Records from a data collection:

+++++

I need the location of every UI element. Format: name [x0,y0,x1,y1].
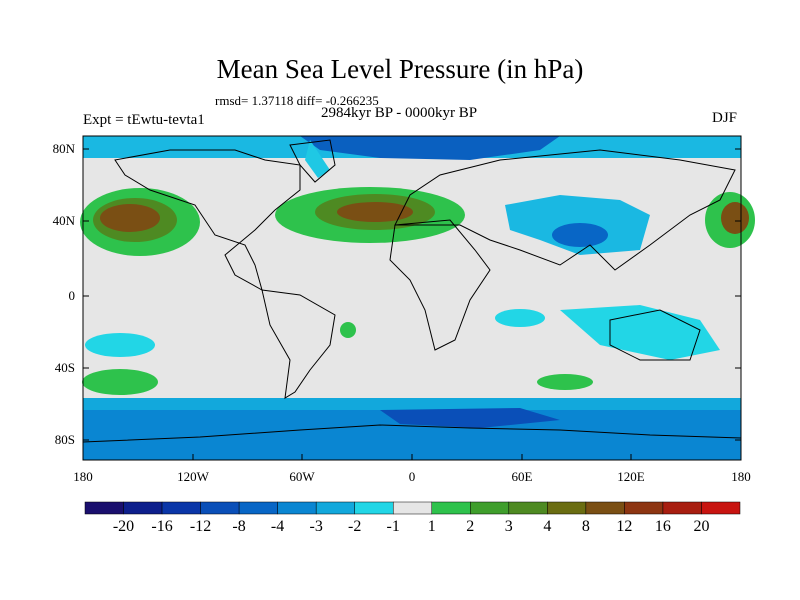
colorbar-swatch [392,501,433,515]
eurasia-coast [394,149,736,271]
lat-label-40s: 40S [54,360,75,375]
rmsd-diff-stats: rmsd= 1.37118 diff= -0.266235 [215,93,379,108]
colorbar-label: 3 [504,518,513,535]
colorbar-swatch [585,501,625,515]
south-america-coast [261,289,336,399]
coastlines [82,139,742,443]
africa-coast [389,219,491,351]
north-pacific-high-core [100,204,160,232]
north-atlantic-high-core [337,202,413,222]
colorbar-swatch [238,501,278,515]
south-indian-positive [537,374,593,390]
colorbar-swatch [200,501,240,515]
colorbar-swatch [431,501,471,515]
lat-label-0: 0 [68,288,76,303]
antarctica-coast [82,424,742,443]
colorbar-label: 20 [693,518,710,535]
colorbar-label: -8 [232,518,246,535]
experiment-label: Expt = tEwtu-tevta1 [83,112,205,128]
lon-label-60w: 60W [289,469,315,484]
colorbar-label: -20 [112,518,135,535]
colorbar-swatch [161,501,201,515]
colorbar-swatch [701,501,741,515]
map-field [80,135,755,461]
lat-label-80s: 80S [54,432,75,447]
africa-south-negative [495,309,545,327]
south-pacific-positive [82,369,158,395]
colorbar-swatch [547,501,587,515]
lon-label-0: 0 [408,469,416,484]
colorbar-swatch [470,501,510,515]
colorbar-swatch [624,501,664,515]
colorbar-swatch [315,501,355,515]
colorbar-swatch [508,501,548,515]
colorbar [84,501,741,515]
colorbar-label: -2 [348,518,362,535]
colorbar-label: 4 [543,518,552,535]
south-atlantic-positive [340,322,356,338]
colorbar-label: -16 [151,518,173,535]
colorbar-swatch [662,501,702,515]
map-title: Mean Sea Level Pressure (in hPa) [216,54,584,84]
colorbar-label: 1 [427,518,436,535]
greenland-negative [305,140,330,178]
greenland-coast [289,139,336,183]
lon-label-120e: 120E [617,469,645,484]
lat-label-80n: 80N [52,141,75,156]
east-pacific-high-core [721,202,749,234]
lon-label-60e: 60E [511,469,533,484]
colorbar-label: -1 [386,518,400,535]
lon-label-120w: 120W [177,469,209,484]
antarctic-strong-negative [380,408,560,428]
north-america-coast [114,149,301,292]
colorbar-swatch [84,501,124,515]
colorbar-label: -4 [270,518,285,535]
lon-label-180e: 180 [731,469,751,484]
colorbar-label: 12 [616,518,633,535]
axis-ticks [83,148,741,460]
lat-label-40n: 40N [52,213,75,228]
australia-coast [609,309,701,361]
colorbar-label: 8 [581,518,590,535]
colorbar-swatch [277,501,317,515]
colorbar-label: -3 [309,518,323,535]
south-pacific-negative [85,333,155,357]
colorbar-label: 2 [466,518,475,535]
arctic-strong-negative [300,136,560,160]
colorbar-swatch [354,501,394,515]
season-label: DJF [712,110,738,126]
colorbar-label: -12 [189,518,212,535]
period-label: 2984kyr BP - 0000kyr BP [321,105,478,121]
lon-label-180w: 180 [73,469,93,484]
asia-strong-negative [552,223,608,247]
colorbar-swatch [123,501,163,515]
colorbar-label: 16 [654,518,671,535]
indian-ocean-negative [560,305,720,360]
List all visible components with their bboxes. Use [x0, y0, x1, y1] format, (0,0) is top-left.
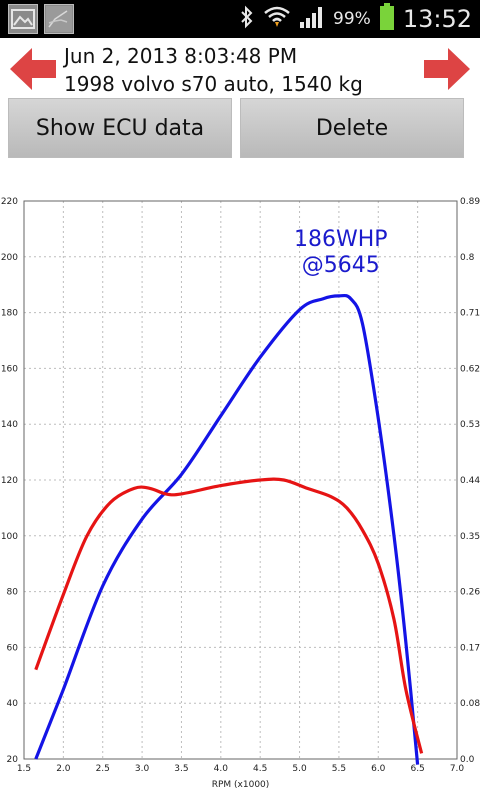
show-ecu-data-button[interactable]: Show ECU data — [8, 98, 232, 158]
battery-icon — [379, 3, 395, 35]
y-right-tick-label: 0.44 — [460, 476, 480, 486]
y-right-tick-label: 0.53 — [460, 420, 480, 430]
y-left-tick-label: 180 — [1, 309, 18, 319]
x-tick-label: 5.0 — [292, 764, 307, 774]
y-right-tick-label: 0.71 — [460, 309, 480, 319]
power-chart: 1.5 2.0 2.5 3.0 3.5 4.0 4.5 5.0 5.5 6.0 6.5 7.0 20 40… — [0, 190, 480, 800]
y-left-tick-label: 120 — [1, 476, 18, 486]
y-left-tick-label: 220 — [1, 197, 18, 207]
y-left-tick-label: 20 — [7, 755, 19, 765]
y-left-tick-label: 40 — [7, 699, 19, 709]
clock: 13:52 — [402, 5, 472, 33]
x-tick-label: 3.0 — [135, 764, 150, 774]
y-left-tick-label: 100 — [1, 532, 18, 542]
plot-frame — [23, 200, 458, 760]
y-right-tick-label: 0.08 — [460, 699, 480, 709]
x-tick-label: 4.0 — [214, 764, 229, 774]
peak-annotation: @5645 — [302, 253, 380, 278]
y-left-tick-label: 160 — [1, 364, 18, 374]
x-tick-label: 3.5 — [174, 764, 188, 774]
x-axis-label: RPM (x1000) — [212, 780, 270, 790]
gallery-icon — [8, 4, 38, 34]
y-left-tick-label: 80 — [7, 588, 19, 598]
notification-icons — [8, 4, 74, 34]
peak-annotation: 186WHP — [294, 227, 388, 252]
y-left-tick-label: 140 — [1, 420, 18, 430]
x-tick-label: 5.5 — [332, 764, 346, 774]
x-tick-label: 7.0 — [450, 764, 465, 774]
x-tick-label: 6.5 — [410, 764, 424, 774]
wifi-icon — [263, 5, 291, 33]
y-left-tick-label: 60 — [7, 643, 19, 653]
x-tick-label: 1.5 — [17, 764, 31, 774]
signal-icon — [299, 5, 325, 33]
y-right-tick-label: 0.89 — [460, 197, 480, 207]
status-indicators: 99% 13:52 — [239, 0, 472, 38]
record-date: Jun 2, 2013 8:03:48 PM — [64, 44, 298, 68]
previous-arrow-icon[interactable] — [8, 46, 58, 92]
y-right-tick-label: 0.26 — [460, 588, 480, 598]
y-right-tick-label: 0.8 — [460, 253, 475, 263]
power-chart-svg: 1.5 2.0 2.5 3.0 3.5 4.0 4.5 5.0 5.5 6.0 6.5 7.0 20 40… — [1, 197, 480, 790]
y-right-tick-label: 0.62 — [460, 364, 480, 374]
y-right-tick-label: 0.0 — [460, 755, 475, 765]
delete-button[interactable]: Delete — [240, 98, 464, 158]
battery-percent: 99% — [333, 9, 371, 29]
y-left-tick-label: 200 — [1, 253, 18, 263]
torque-curve-line — [34, 477, 424, 754]
y-right-tick-label: 0.35 — [460, 532, 480, 542]
x-tick-label: 2.0 — [56, 764, 71, 774]
x-tick-label: 2.5 — [96, 764, 110, 774]
bluetooth-icon — [239, 5, 255, 33]
graph-thumbnail-icon — [44, 4, 74, 34]
power-curve-line — [34, 293, 420, 765]
status-bar: 99% 13:52 — [0, 0, 480, 38]
x-tick-label: 4.5 — [253, 764, 267, 774]
record-header: Jun 2, 2013 8:03:48 PM 1998 volvo s70 au… — [0, 38, 480, 98]
next-arrow-icon[interactable] — [422, 46, 472, 92]
x-tick-label: 6.0 — [371, 764, 386, 774]
car-description: 1998 volvo s70 auto, 1540 kg — [64, 72, 363, 96]
record-info: Jun 2, 2013 8:03:48 PM 1998 volvo s70 au… — [64, 42, 424, 98]
y-right-tick-label: 0.17 — [460, 643, 480, 653]
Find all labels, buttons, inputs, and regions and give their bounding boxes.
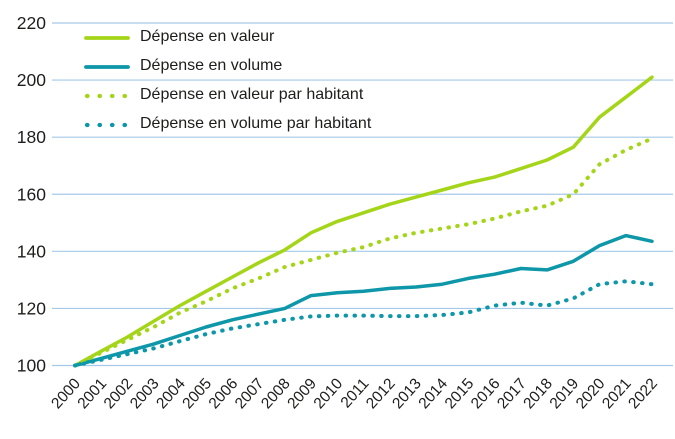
x-tick-label: 2010 <box>311 375 347 412</box>
legend-item-depense-volume-par-habitant: Dépense en volume par habitant <box>84 110 371 139</box>
legend-swatch-dotted-line <box>84 93 130 98</box>
x-tick-label: 2018 <box>520 375 556 412</box>
x-tick-label: 2020 <box>573 375 609 412</box>
x-tick-label: 2006 <box>206 375 242 412</box>
x-tick-label: 2009 <box>284 375 320 412</box>
legend-label: Dépense en volume par habitant <box>140 114 372 132</box>
x-tick-label: 2022 <box>625 375 661 412</box>
series-line-0 <box>73 75 654 368</box>
y-tick-label: 140 <box>17 241 46 261</box>
series-line-3 <box>73 279 654 368</box>
legend-label: Dépense en valeur <box>140 27 275 45</box>
legend-swatch-solid-line <box>84 35 130 40</box>
y-tick-label: 120 <box>17 298 46 318</box>
x-tick-label: 2012 <box>363 375 399 412</box>
x-tick-label: 2001 <box>74 375 110 412</box>
x-tick-label: 2015 <box>442 375 478 412</box>
legend-label: Dépense en volume <box>140 56 283 74</box>
x-tick-label: 2005 <box>179 375 215 412</box>
x-tick-label: 2013 <box>389 375 425 412</box>
x-tick-label: 2008 <box>258 375 294 412</box>
y-tick-label: 220 <box>17 13 46 33</box>
legend-swatch-solid-line <box>84 64 130 69</box>
legend-item-depense-valeur: Dépense en valeur <box>84 23 371 52</box>
legend-label: Dépense en valeur par habitant <box>140 85 364 103</box>
y-tick-label: 200 <box>17 70 46 90</box>
y-tick-label: 100 <box>17 356 46 376</box>
x-tick-label: 2002 <box>101 375 137 412</box>
x-tick-label: 2004 <box>153 375 189 412</box>
x-tick-label: 2017 <box>494 375 530 412</box>
x-tick-label: 2014 <box>415 375 451 412</box>
legend-swatch-dotted-line <box>84 122 130 127</box>
series-line-2 <box>73 136 654 368</box>
legend-item-depense-volume: Dépense en volume <box>84 52 371 81</box>
x-tick-label: 2000 <box>48 375 84 412</box>
series-line-1 <box>73 233 654 368</box>
x-tick-label: 2019 <box>547 375 583 412</box>
y-tick-label: 180 <box>17 127 46 147</box>
x-tick-label: 2016 <box>468 375 504 412</box>
x-tick-label: 2007 <box>232 375 268 412</box>
x-tick-label: 2003 <box>127 375 163 412</box>
y-tick-label: 160 <box>17 184 46 204</box>
chart-legend: Dépense en valeur Dépense en volume Dépe… <box>84 23 371 139</box>
x-tick-label: 2021 <box>599 375 635 412</box>
legend-item-depense-valeur-par-habitant: Dépense en valeur par habitant <box>84 81 371 110</box>
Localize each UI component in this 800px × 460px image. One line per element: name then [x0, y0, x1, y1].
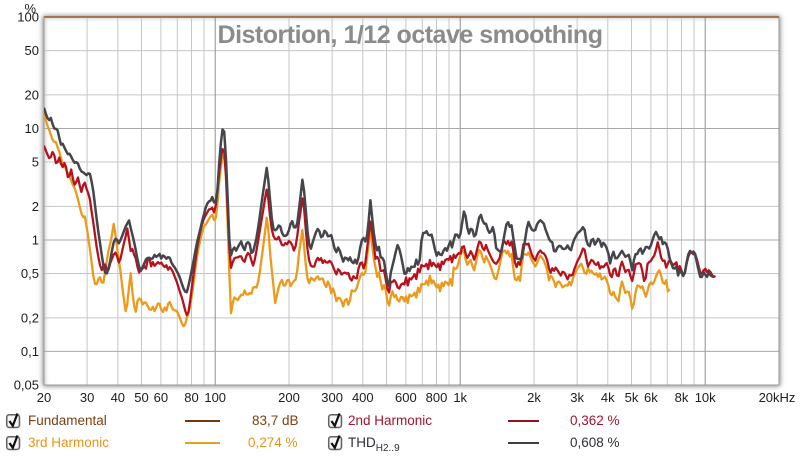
svg-text:800: 800: [426, 390, 448, 405]
svg-text:30: 30: [80, 390, 94, 405]
svg-text:0,1: 0,1: [21, 344, 39, 359]
svg-text:%: %: [24, 1, 36, 16]
svg-text:3k: 3k: [570, 390, 584, 405]
svg-text:20: 20: [25, 87, 39, 102]
svg-text:10k: 10k: [695, 390, 716, 405]
svg-text:1: 1: [32, 233, 39, 248]
svg-text:0,362 %: 0,362 %: [570, 413, 620, 428]
svg-text:2nd Harmonic: 2nd Harmonic: [348, 413, 432, 428]
svg-text:Fundamental: Fundamental: [28, 413, 107, 428]
svg-text:20kHz: 20kHz: [759, 390, 796, 405]
svg-text:10: 10: [25, 121, 39, 136]
svg-text:0,2: 0,2: [21, 310, 39, 325]
svg-text:3rd Harmonic: 3rd Harmonic: [28, 435, 109, 450]
svg-text:0,5: 0,5: [21, 266, 39, 281]
svg-text:80: 80: [184, 390, 198, 405]
svg-text:2k: 2k: [527, 390, 541, 405]
svg-text:50: 50: [25, 43, 39, 58]
svg-text:100: 100: [204, 390, 226, 405]
svg-text:6k: 6k: [644, 390, 658, 405]
svg-text:5: 5: [32, 155, 39, 170]
svg-text:60: 60: [154, 390, 168, 405]
svg-text:4k: 4k: [601, 390, 615, 405]
svg-text:50: 50: [134, 390, 148, 405]
svg-text:600: 600: [395, 390, 417, 405]
svg-text:Distortion, 1/12 octave smooth: Distortion, 1/12 octave smoothing: [218, 21, 603, 49]
svg-text:0,05: 0,05: [14, 378, 39, 393]
svg-text:83,7 dB: 83,7 dB: [252, 413, 299, 428]
svg-text:2: 2: [32, 199, 39, 214]
svg-text:0,274 %: 0,274 %: [248, 435, 298, 450]
svg-text:100: 100: [17, 10, 39, 25]
svg-text:300: 300: [321, 390, 343, 405]
svg-text:THDH2..9: THDH2..9: [348, 435, 400, 454]
svg-text:1k: 1k: [453, 390, 467, 405]
svg-text:8k: 8k: [675, 390, 689, 405]
svg-text:400: 400: [352, 390, 374, 405]
svg-text:20: 20: [37, 390, 51, 405]
svg-text:5k: 5k: [625, 390, 639, 405]
svg-text:200: 200: [278, 390, 300, 405]
svg-text:40: 40: [111, 390, 125, 405]
svg-text:0,608 %: 0,608 %: [570, 435, 620, 450]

+++++

* _What the task asks_
Repeat the lines above without changes, starting at the line that contains "colorbar-swatch [392,501,433,515]" and ending at the line that contains "colorbar-swatch [624,501,664,515]", with both of those lines included.

* _Full response_
colorbar-swatch [392,501,433,515]
eurasia-coast [394,149,736,271]
lat-label-40s: 40S [54,360,75,375]
rmsd-diff-stats: rmsd= 1.37118 diff= -0.266235 [215,93,379,108]
colorbar-label: 3 [504,518,513,535]
colorbar-swatch [585,501,625,515]
south-america-coast [261,289,336,399]
coastlines [82,139,742,443]
africa-coast [389,219,491,351]
north-pacific-high-core [100,204,160,232]
north-atlantic-high-core [337,202,413,222]
colorbar-swatch [238,501,278,515]
south-indian-positive [537,374,593,390]
colorbar-swatch [200,501,240,515]
colorbar-swatch [431,501,471,515]
lat-label-0: 0 [68,288,76,303]
antarctica-coast [82,424,742,443]
colorbar-label: 20 [693,518,710,535]
colorbar-label: -8 [232,518,246,535]
experiment-label: Expt = tEwtu-tevta1 [83,112,205,128]
lon-label-60w: 60W [289,469,315,484]
colorbar-label: -20 [112,518,135,535]
colorbar-swatch [161,501,201,515]
colorbar-swatch [701,501,741,515]
map-field [80,135,755,461]
lat-label-80s: 80S [54,432,75,447]
africa-south-negative [495,309,545,327]
south-pacific-positive [82,369,158,395]
colorbar-swatch [547,501,587,515]
lon-label-0: 0 [408,469,416,484]
colorbar-swatch [470,501,510,515]
colorbar-swatch [624,501,664,515]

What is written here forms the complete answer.